### STATED PROBLEM
Rewrite the lines below, substituting "items" for every occurrence of "elements" and leaving everything else unchanged. Omit the pictures from your answer.

### STORED RECORDS
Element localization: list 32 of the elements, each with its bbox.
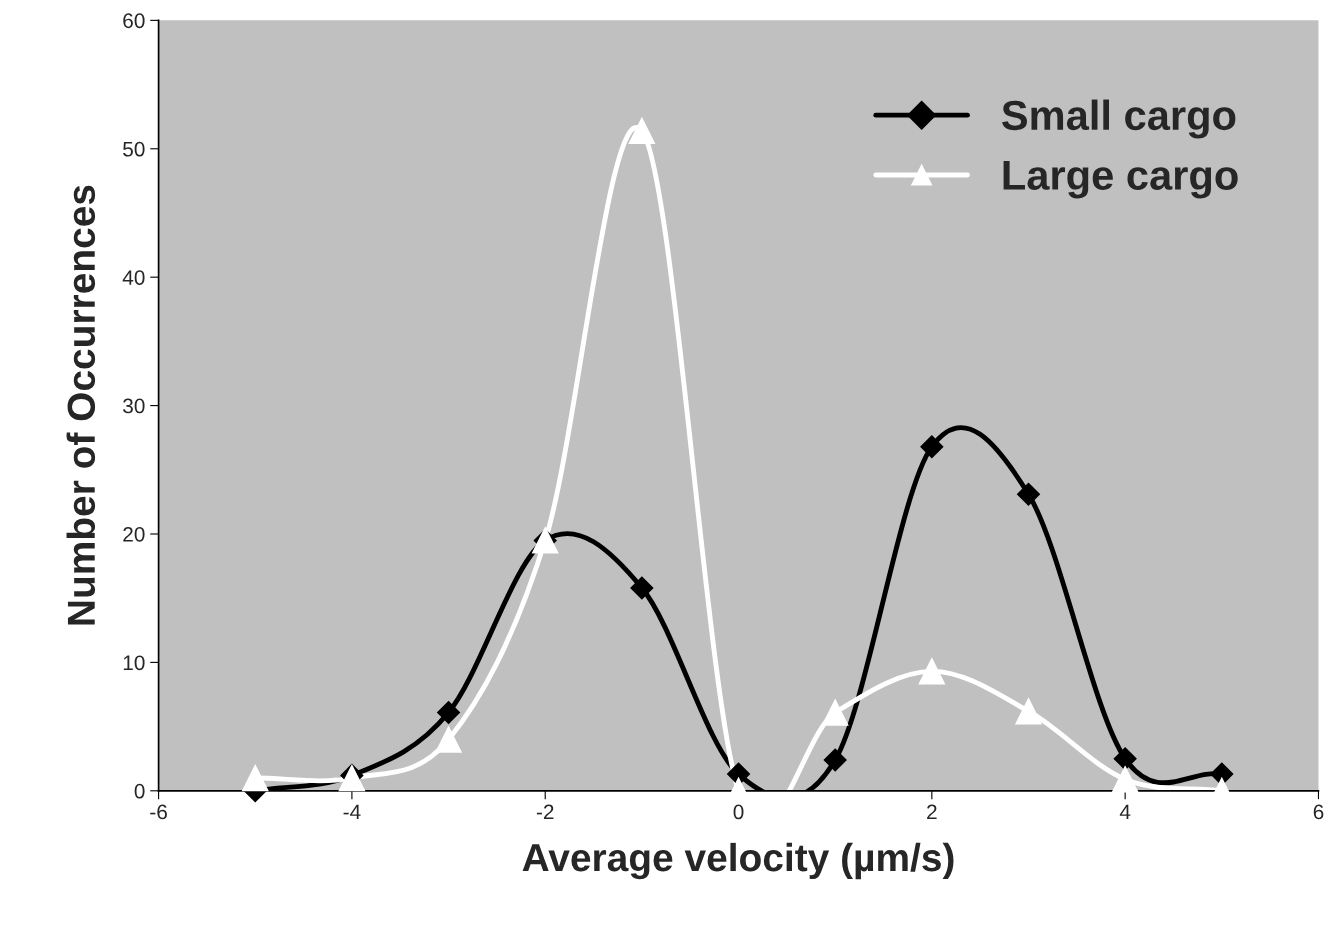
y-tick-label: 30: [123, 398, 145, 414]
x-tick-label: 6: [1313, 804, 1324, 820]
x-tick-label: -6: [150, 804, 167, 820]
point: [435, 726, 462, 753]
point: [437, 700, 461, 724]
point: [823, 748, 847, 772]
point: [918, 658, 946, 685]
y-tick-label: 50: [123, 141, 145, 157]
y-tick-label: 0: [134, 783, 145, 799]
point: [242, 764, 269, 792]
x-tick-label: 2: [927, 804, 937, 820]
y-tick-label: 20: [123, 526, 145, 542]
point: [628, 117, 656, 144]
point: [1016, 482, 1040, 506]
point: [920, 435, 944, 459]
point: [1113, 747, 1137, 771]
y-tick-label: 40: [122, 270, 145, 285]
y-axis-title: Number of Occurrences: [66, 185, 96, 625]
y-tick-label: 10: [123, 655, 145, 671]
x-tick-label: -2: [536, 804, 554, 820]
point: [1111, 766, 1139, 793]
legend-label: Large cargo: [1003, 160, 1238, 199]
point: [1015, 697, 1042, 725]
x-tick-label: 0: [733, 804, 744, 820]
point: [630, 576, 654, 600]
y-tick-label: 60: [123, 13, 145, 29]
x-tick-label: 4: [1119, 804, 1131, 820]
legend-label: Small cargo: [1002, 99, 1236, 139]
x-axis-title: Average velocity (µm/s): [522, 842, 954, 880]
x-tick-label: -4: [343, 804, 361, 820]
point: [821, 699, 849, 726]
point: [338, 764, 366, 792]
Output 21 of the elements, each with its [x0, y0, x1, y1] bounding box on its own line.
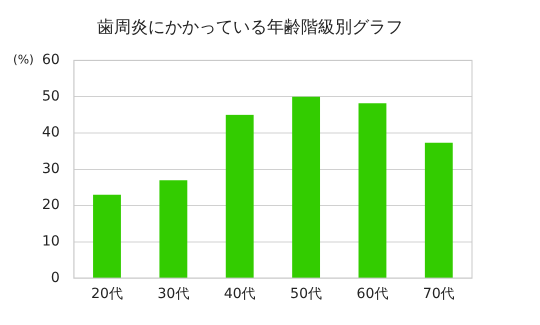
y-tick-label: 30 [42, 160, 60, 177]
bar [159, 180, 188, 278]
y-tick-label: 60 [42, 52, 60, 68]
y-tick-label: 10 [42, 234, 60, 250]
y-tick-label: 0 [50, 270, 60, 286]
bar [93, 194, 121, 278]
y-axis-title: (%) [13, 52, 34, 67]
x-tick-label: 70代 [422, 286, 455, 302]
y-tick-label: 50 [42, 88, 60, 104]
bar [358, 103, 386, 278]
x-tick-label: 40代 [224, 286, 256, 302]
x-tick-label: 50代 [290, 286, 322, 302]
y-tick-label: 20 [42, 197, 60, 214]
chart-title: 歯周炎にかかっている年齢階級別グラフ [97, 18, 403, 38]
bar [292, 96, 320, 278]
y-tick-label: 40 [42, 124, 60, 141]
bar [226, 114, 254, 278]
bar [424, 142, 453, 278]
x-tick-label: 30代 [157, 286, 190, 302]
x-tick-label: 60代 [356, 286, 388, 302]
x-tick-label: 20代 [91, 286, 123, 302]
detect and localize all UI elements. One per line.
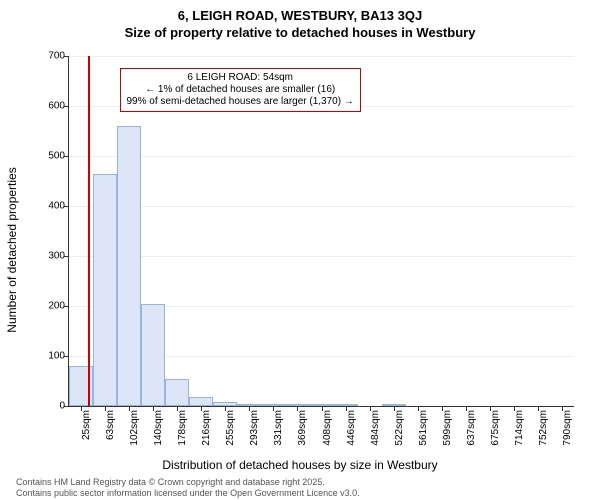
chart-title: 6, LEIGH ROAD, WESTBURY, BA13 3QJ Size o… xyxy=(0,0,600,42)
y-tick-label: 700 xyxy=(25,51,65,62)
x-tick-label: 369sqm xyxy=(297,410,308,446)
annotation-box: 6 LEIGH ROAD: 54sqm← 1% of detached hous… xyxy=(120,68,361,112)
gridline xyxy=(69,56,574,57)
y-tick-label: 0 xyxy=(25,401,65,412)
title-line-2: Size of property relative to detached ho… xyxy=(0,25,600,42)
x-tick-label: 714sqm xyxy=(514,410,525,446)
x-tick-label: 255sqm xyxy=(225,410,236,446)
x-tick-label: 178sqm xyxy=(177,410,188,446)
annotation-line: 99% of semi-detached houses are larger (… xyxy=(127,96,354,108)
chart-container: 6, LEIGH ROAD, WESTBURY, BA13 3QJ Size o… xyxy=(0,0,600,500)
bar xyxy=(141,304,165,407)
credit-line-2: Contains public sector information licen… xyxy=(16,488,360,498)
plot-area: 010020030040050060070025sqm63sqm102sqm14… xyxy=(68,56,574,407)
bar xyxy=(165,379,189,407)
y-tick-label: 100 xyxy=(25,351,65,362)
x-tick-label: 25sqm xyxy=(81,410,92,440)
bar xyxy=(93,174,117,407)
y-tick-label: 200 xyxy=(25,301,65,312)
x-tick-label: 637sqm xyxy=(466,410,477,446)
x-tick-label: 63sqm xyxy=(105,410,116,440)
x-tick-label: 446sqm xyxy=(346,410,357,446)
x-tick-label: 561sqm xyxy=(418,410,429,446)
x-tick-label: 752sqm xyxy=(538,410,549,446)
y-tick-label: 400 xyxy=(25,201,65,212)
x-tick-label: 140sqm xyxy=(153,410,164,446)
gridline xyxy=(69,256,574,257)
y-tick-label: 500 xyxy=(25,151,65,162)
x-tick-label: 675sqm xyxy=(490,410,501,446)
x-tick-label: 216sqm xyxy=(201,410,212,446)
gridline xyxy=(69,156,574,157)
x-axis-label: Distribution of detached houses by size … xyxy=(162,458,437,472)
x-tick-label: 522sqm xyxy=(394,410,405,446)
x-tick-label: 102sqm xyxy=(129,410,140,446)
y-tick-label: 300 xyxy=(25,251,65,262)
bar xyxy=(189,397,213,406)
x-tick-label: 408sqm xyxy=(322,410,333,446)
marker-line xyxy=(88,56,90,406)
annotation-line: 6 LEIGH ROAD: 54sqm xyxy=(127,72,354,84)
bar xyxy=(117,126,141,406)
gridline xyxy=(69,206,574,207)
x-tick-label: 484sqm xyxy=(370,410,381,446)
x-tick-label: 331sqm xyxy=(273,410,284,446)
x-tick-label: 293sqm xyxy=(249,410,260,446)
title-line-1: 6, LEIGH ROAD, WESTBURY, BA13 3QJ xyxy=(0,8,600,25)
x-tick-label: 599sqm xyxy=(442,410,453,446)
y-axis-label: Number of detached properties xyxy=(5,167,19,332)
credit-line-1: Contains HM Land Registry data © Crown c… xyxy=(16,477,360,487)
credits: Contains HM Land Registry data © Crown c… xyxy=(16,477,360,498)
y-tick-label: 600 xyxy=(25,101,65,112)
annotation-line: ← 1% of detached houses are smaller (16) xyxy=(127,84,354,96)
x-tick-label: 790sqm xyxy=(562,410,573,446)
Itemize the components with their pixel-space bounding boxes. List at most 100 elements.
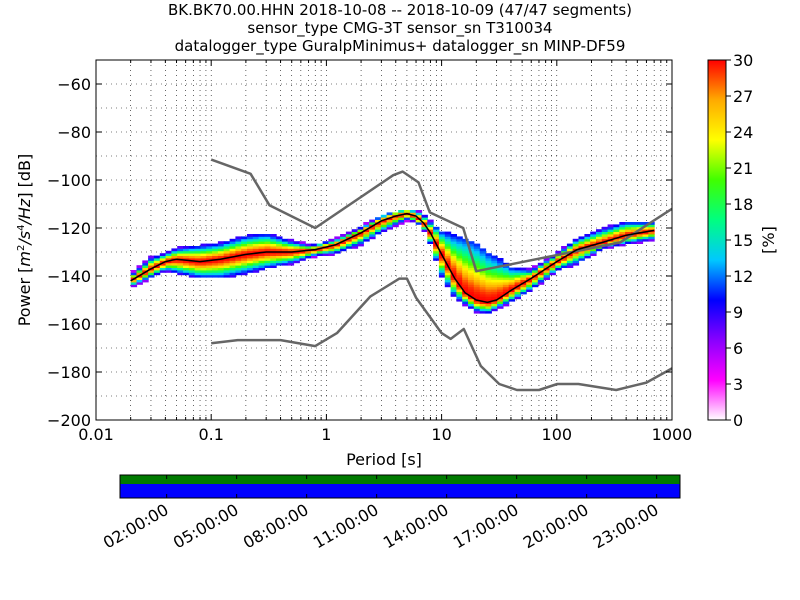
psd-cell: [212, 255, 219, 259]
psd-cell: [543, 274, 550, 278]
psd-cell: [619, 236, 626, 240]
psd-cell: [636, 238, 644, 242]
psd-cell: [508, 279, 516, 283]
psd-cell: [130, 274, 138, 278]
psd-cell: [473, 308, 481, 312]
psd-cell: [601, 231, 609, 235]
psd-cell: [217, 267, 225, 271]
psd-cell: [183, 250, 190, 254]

### WORKED ANSWER
Element localization: list 32 of the items, each with its bbox.
y-tick-label: 30: [123, 398, 145, 414]
x-tick-label: 6: [1313, 804, 1324, 820]
x-tick-label: -6: [150, 804, 167, 820]
point: [435, 726, 462, 753]
point: [437, 700, 461, 724]
point: [823, 748, 847, 772]
point: [918, 658, 946, 685]
y-tick-label: 50: [123, 141, 145, 157]
y-tick-label: 0: [134, 783, 145, 799]
point: [242, 764, 269, 792]
x-tick-label: 2: [927, 804, 937, 820]
y-tick-label: 20: [123, 526, 145, 542]
point: [628, 117, 656, 144]
point: [1016, 482, 1040, 506]
point: [920, 435, 944, 459]
point: [1113, 747, 1137, 771]
y-tick-label: 40: [122, 270, 145, 285]
y-axis-title: Number of Occurrences: [66, 185, 96, 625]
y-tick-label: 10: [123, 655, 145, 671]
x-tick-label: -2: [536, 804, 554, 820]
point: [1111, 766, 1139, 793]
legend-label: Large cargo: [1003, 160, 1238, 199]
point: [1015, 697, 1042, 725]
x-tick-label: 0: [733, 804, 744, 820]
point: [630, 576, 654, 600]
y-tick-label: 60: [123, 13, 145, 29]
x-tick-label: 4: [1119, 804, 1131, 820]
legend-label: Small cargo: [1002, 99, 1236, 139]
x-axis-title: Average velocity (µm/s): [522, 842, 954, 880]
x-tick-label: -4: [343, 804, 361, 820]
point: [821, 699, 849, 726]
point: [338, 764, 366, 792]
Output 21 of the items, each with its [x0, y0, x1, y1] bounding box on its own line.
y-tick-label: 30 [42, 160, 60, 177]
bar [159, 180, 188, 278]
y-tick-label: 60 [42, 52, 60, 68]
y-tick-label: 10 [42, 234, 60, 250]
y-tick-label: 0 [50, 270, 60, 286]
bar [93, 194, 121, 278]
y-axis-title: (%) [13, 52, 34, 67]
x-tick-label: 70代 [422, 286, 455, 302]
y-tick-label: 50 [42, 88, 60, 104]
bar [358, 103, 386, 278]
x-tick-label: 40代 [224, 286, 256, 302]
x-tick-label: 50代 [290, 286, 322, 302]
y-tick-label: 20 [42, 197, 60, 214]
chart-title: 歯周炎にかかっている年齢階級別グラフ [97, 18, 403, 38]
bar [292, 96, 320, 278]
y-tick-label: 40 [42, 124, 60, 141]
bar [226, 114, 254, 278]
bar [424, 142, 453, 278]
x-tick-label: 30代 [157, 286, 190, 302]
x-tick-label: 60代 [356, 286, 388, 302]
x-tick-label: 20代 [91, 286, 123, 302]
detect and localize all UI items. One per line.
chart-title: 6, LEIGH ROAD, WESTBURY, BA13 3QJ Size o… xyxy=(0,0,600,42)
y-tick-label: 700 xyxy=(25,51,65,62)
x-tick-label: 369sqm xyxy=(297,410,308,446)
annotation-box: 6 LEIGH ROAD: 54sqm← 1% of detached hous… xyxy=(120,68,361,112)
gridline xyxy=(69,56,574,57)
y-tick-label: 0 xyxy=(25,401,65,412)
title-line-2: Size of property relative to detached ho… xyxy=(0,25,600,42)
x-tick-label: 714sqm xyxy=(514,410,525,446)
x-tick-label: 255sqm xyxy=(225,410,236,446)
x-tick-label: 178sqm xyxy=(177,410,188,446)
annotation-line: 99% of semi-detached houses are larger (… xyxy=(127,96,354,108)
chart-container: 6, LEIGH ROAD, WESTBURY, BA13 3QJ Size o… xyxy=(0,0,600,500)
bar xyxy=(141,304,165,407)
credit-line-2: Contains public sector information licen… xyxy=(16,488,360,498)
plot-area: 010020030040050060070025sqm63sqm102sqm14… xyxy=(68,56,574,407)
bar xyxy=(165,379,189,407)
y-tick-label: 100 xyxy=(25,351,65,362)
x-tick-label: 25sqm xyxy=(81,410,92,440)
bar xyxy=(93,174,117,407)
y-tick-label: 200 xyxy=(25,301,65,312)
x-tick-label: 637sqm xyxy=(466,410,477,446)
x-tick-label: 63sqm xyxy=(105,410,116,440)
x-tick-label: 446sqm xyxy=(346,410,357,446)
x-tick-label: 561sqm xyxy=(418,410,429,446)
x-tick-label: 752sqm xyxy=(538,410,549,446)
y-tick-label: 400 xyxy=(25,201,65,212)
x-tick-label: 140sqm xyxy=(153,410,164,446)
gridline xyxy=(69,256,574,257)
y-tick-label: 500 xyxy=(25,151,65,162)
x-tick-label: 675sqm xyxy=(490,410,501,446)
x-tick-label: 216sqm xyxy=(201,410,212,446)
gridline xyxy=(69,156,574,157)
x-axis-label: Distribution of detached houses by size … xyxy=(162,458,437,472)
x-tick-label: 522sqm xyxy=(394,410,405,446)
x-tick-label: 102sqm xyxy=(129,410,140,446)
y-tick-label: 300 xyxy=(25,251,65,262)
bar xyxy=(189,397,213,406)
x-tick-label: 408sqm xyxy=(322,410,333,446)
marker-line xyxy=(88,56,90,406)
annotation-line: 6 LEIGH ROAD: 54sqm xyxy=(127,72,354,84)
bar xyxy=(117,126,141,406)
gridline xyxy=(69,206,574,207)
x-tick-label: 484sqm xyxy=(370,410,381,446)
x-tick-label: 331sqm xyxy=(273,410,284,446)
x-tick-label: 293sqm xyxy=(249,410,260,446)
title-line-1: 6, LEIGH ROAD, WESTBURY, BA13 3QJ xyxy=(0,8,600,25)
x-tick-label: 599sqm xyxy=(442,410,453,446)
y-axis-label: Number of detached properties xyxy=(5,167,19,332)
credit-line-1: Contains HM Land Registry data © Crown c… xyxy=(16,477,360,487)
credits: Contains HM Land Registry data © Crown c… xyxy=(16,477,360,498)
y-tick-label: 600 xyxy=(25,101,65,112)
annotation-line: ← 1% of detached houses are smaller (16) xyxy=(127,84,354,96)
x-tick-label: 790sqm xyxy=(562,410,573,446)
Itemize the components with their pixel-space bounding boxes. List at most 100 items.
psd-cell: [212, 255, 219, 259]
psd-cell: [543, 274, 550, 278]
psd-cell: [619, 236, 626, 240]
psd-cell: [636, 238, 644, 242]
psd-cell: [508, 279, 516, 283]
psd-cell: [130, 274, 138, 278]
psd-cell: [473, 308, 481, 312]
psd-cell: [601, 231, 609, 235]
psd-cell: [217, 267, 225, 271]
psd-cell: [183, 250, 190, 254]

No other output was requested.